[Task requirements] Which lines in the records below contain the word "recognized"? Copy each of them.

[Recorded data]
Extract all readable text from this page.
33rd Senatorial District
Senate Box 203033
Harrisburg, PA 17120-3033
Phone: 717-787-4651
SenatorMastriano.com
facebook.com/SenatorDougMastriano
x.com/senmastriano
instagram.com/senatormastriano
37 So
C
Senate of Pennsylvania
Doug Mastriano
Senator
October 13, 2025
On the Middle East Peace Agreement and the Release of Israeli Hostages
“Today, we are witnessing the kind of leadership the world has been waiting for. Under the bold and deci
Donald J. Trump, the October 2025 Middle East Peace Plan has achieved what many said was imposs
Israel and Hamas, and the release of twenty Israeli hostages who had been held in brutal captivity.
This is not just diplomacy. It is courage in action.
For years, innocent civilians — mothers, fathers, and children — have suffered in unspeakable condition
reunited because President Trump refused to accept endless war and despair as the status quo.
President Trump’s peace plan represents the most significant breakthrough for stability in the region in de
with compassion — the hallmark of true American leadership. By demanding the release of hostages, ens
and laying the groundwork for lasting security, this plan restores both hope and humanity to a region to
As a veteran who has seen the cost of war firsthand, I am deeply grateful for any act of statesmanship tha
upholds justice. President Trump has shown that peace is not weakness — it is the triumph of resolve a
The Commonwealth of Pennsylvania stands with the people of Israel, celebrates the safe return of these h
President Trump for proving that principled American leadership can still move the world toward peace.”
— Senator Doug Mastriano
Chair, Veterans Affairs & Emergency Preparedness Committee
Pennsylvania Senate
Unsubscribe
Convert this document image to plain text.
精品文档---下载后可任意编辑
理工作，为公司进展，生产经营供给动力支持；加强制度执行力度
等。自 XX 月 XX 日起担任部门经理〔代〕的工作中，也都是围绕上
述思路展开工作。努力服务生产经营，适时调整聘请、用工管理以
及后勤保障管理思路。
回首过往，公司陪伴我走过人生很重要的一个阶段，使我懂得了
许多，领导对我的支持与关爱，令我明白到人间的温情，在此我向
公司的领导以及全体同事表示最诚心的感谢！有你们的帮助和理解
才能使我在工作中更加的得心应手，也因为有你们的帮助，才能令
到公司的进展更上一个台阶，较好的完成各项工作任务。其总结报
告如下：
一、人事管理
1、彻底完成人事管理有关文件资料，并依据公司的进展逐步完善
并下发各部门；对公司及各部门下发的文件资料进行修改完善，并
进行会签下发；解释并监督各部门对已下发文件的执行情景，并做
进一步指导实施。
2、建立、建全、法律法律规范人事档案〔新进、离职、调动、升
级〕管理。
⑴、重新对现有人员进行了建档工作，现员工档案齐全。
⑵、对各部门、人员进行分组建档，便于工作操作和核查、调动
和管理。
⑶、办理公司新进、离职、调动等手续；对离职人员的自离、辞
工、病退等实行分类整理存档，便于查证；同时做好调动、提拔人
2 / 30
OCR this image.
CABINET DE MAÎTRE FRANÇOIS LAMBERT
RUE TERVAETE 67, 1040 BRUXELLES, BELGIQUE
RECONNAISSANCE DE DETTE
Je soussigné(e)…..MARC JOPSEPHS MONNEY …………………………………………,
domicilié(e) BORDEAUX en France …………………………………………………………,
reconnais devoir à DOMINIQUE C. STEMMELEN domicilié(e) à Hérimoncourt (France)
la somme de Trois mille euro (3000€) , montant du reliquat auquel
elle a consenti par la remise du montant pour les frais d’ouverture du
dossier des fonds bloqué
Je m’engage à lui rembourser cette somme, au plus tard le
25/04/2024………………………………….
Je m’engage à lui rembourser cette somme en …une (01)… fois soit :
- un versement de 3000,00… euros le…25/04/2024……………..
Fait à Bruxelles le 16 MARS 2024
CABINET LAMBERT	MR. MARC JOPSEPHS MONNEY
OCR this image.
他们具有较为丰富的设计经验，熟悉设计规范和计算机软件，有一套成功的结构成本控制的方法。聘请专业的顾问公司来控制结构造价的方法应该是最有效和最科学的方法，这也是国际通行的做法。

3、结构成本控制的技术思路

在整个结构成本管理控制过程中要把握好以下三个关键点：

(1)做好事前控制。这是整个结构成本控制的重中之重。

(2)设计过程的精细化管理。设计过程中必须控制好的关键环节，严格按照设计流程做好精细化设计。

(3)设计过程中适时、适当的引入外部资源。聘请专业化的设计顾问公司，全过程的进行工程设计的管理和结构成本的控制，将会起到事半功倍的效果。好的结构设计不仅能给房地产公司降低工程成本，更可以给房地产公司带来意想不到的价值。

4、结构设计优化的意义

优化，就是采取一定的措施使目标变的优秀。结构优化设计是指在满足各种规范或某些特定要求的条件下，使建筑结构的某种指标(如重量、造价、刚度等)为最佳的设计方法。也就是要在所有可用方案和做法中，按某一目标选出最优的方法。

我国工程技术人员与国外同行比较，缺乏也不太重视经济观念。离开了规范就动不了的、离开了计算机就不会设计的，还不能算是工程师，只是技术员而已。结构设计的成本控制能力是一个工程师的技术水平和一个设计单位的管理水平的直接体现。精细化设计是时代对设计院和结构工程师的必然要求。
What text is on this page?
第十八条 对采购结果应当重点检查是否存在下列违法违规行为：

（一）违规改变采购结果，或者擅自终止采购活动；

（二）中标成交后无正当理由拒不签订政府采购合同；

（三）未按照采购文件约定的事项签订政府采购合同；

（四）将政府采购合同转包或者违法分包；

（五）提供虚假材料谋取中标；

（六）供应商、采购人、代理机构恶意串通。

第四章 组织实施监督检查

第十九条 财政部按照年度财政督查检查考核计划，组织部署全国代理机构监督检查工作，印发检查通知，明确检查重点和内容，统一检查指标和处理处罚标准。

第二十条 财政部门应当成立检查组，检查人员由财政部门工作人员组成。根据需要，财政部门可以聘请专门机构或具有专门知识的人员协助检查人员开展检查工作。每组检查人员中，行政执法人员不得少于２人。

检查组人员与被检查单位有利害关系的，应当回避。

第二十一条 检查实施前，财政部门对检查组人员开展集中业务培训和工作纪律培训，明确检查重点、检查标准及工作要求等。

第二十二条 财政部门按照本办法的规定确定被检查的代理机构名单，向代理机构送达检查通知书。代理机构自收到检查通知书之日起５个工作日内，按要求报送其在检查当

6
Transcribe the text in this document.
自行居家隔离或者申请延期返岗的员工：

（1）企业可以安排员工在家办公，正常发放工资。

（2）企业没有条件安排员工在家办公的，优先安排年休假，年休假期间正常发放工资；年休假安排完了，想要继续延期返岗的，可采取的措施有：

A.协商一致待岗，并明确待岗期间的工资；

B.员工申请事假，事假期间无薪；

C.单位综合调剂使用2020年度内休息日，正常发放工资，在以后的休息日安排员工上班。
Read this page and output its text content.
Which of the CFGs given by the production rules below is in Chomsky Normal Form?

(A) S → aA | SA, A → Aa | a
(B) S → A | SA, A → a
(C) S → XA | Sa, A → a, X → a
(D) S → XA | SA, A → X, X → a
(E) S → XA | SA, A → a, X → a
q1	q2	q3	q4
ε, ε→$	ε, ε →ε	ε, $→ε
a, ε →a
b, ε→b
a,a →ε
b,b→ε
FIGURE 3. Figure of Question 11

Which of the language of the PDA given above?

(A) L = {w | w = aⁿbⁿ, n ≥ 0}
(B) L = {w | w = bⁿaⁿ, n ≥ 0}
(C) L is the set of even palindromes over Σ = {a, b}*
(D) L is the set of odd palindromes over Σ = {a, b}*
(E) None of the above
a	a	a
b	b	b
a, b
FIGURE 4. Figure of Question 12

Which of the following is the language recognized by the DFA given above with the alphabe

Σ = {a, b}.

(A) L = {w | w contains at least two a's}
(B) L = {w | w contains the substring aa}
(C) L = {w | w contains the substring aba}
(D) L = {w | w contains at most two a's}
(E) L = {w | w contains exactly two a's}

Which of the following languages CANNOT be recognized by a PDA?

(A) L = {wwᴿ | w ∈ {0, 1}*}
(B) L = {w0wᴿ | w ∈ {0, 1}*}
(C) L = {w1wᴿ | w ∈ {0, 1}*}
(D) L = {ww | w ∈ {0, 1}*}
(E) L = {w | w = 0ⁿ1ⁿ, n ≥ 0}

[Answer to the exercise]
Which of the following is the language recognized by the DFA given above with the alphabe
Which of the following languages CANNOT be recognized by a PDA?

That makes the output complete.